---- Given data

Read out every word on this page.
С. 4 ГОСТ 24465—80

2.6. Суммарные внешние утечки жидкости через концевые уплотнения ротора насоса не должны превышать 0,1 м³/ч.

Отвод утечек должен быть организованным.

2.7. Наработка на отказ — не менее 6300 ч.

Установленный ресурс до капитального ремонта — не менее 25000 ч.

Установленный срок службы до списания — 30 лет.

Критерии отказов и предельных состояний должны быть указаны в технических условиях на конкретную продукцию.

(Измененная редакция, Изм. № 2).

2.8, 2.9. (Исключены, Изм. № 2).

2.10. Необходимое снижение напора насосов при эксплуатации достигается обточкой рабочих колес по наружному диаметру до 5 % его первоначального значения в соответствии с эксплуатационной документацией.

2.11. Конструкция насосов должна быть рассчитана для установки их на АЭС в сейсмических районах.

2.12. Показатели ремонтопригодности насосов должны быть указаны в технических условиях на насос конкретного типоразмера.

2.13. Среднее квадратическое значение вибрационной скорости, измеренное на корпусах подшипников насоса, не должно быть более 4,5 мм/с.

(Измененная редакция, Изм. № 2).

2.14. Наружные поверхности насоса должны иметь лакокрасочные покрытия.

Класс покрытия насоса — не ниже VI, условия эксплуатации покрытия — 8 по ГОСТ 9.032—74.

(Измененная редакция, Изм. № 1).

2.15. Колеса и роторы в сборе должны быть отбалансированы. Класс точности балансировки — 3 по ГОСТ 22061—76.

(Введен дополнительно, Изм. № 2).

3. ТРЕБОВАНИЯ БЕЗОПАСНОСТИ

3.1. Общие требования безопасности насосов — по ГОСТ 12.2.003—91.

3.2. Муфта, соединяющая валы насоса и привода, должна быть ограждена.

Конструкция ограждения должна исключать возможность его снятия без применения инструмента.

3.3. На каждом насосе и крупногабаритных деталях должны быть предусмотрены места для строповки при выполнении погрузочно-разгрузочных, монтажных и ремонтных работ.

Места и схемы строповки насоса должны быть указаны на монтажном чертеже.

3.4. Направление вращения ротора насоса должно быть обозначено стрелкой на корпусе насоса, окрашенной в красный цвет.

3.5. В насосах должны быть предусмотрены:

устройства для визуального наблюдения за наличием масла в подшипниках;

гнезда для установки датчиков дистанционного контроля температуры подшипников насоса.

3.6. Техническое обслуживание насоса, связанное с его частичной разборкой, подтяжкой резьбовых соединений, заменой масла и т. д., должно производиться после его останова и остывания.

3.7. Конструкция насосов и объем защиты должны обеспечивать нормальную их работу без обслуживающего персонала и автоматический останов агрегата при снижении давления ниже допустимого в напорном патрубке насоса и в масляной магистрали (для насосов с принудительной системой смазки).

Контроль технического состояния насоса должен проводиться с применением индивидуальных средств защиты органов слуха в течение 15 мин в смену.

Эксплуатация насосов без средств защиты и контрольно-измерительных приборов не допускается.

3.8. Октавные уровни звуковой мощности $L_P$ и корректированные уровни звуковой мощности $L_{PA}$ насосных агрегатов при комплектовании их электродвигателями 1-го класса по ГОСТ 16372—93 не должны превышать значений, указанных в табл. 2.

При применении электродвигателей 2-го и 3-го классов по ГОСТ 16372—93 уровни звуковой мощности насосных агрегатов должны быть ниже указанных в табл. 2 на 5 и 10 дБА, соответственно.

--------

**Set exercise**
Go through the records and gather the lines that hold "Конструкция".

**Task response**
2.11. Конструкция насосов должна быть рассчитана для установки их на АЭС в сейсмических районах.
Конструкция ограждения должна исключать возможность его снятия без применения инструмента.
3.7. Конструкция насосов и объем защиты должны обеспечивать нормальную их работу без обслуживающего персонала и автоматический останов агрегата при снижении давления ниже допустимого в напорном патрубке насоса и в масляной магистрали (для насосов с принудительной системой смазки).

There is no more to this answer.